§ **Do this**
From the entries below, copy out every line with "circle" in it.

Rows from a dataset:
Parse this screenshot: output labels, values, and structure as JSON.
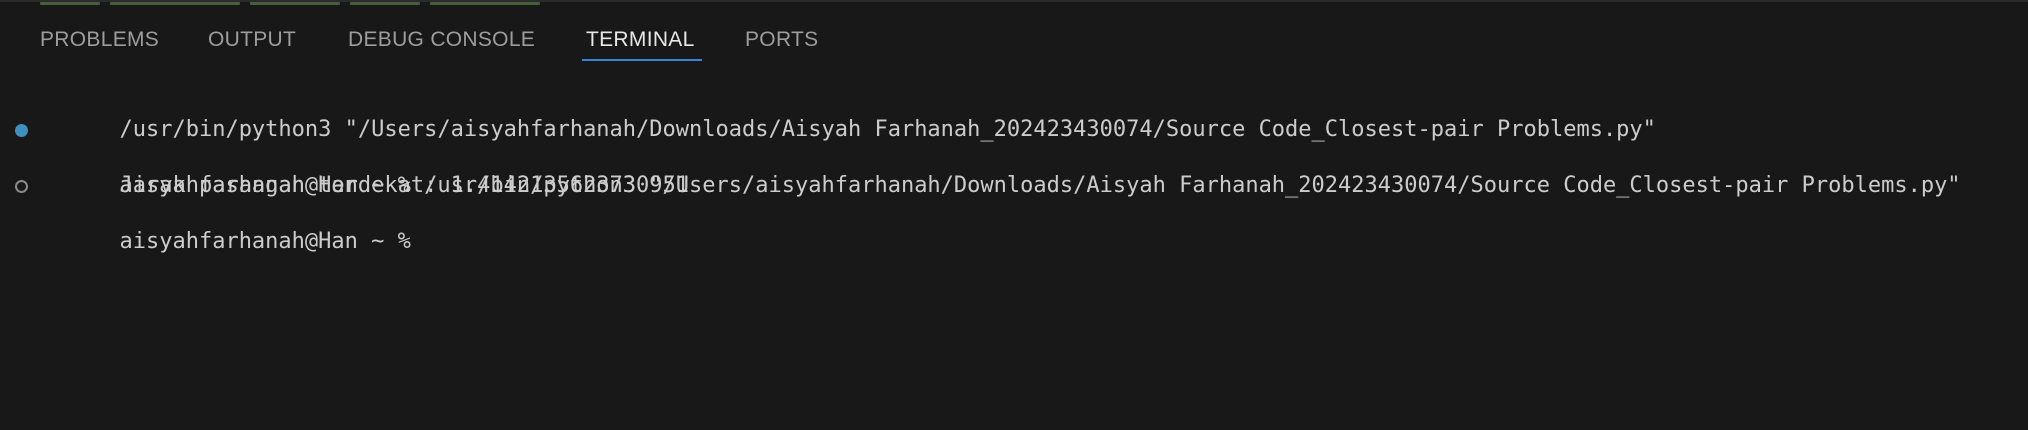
{
  "tabs": [
    {
      "label": "PROBLEMS",
      "active": false
    },
    {
      "label": "OUTPUT",
      "active": false
    },
    {
      "label": "DEBUG CONSOLE",
      "active": false
    },
    {
      "label": "TERMINAL",
      "active": true
    },
    {
      "label": "PORTS",
      "active": false
    }
  ],
  "colors": {
    "background": "#181818",
    "active_tab_underline": "#3b82d6",
    "success_decoration": "#3f8fc0",
    "text": "#cccccc"
  },
  "terminal": {
    "lines": [
      {
        "text": "/usr/bin/python3 \"/Users/aisyahfarhanah/Downloads/Aisyah Farhanah_202423430074/Source Code_Closest-pair Problems.py\"",
        "decoration": "none"
      },
      {
        "text": "aisyahfarhanah@Han ~ % /usr/bin/python3 \"/Users/aisyahfarhanah/Downloads/Aisyah Farhanah_202423430074/Source Code_Closest-pair Problems.py\"",
        "decoration": "success-circle-icon"
      },
      {
        "text": "Jarak pasangan terdekat: 1.4142135623730951",
        "decoration": "none"
      },
      {
        "text": "aisyahfarhanah@Han ~ % ",
        "decoration": "empty-circle-icon"
      }
    ]
  }
}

§ **Response to this exercise**
        "decoration": "success-circle-icon"
        "decoration": "empty-circle-icon"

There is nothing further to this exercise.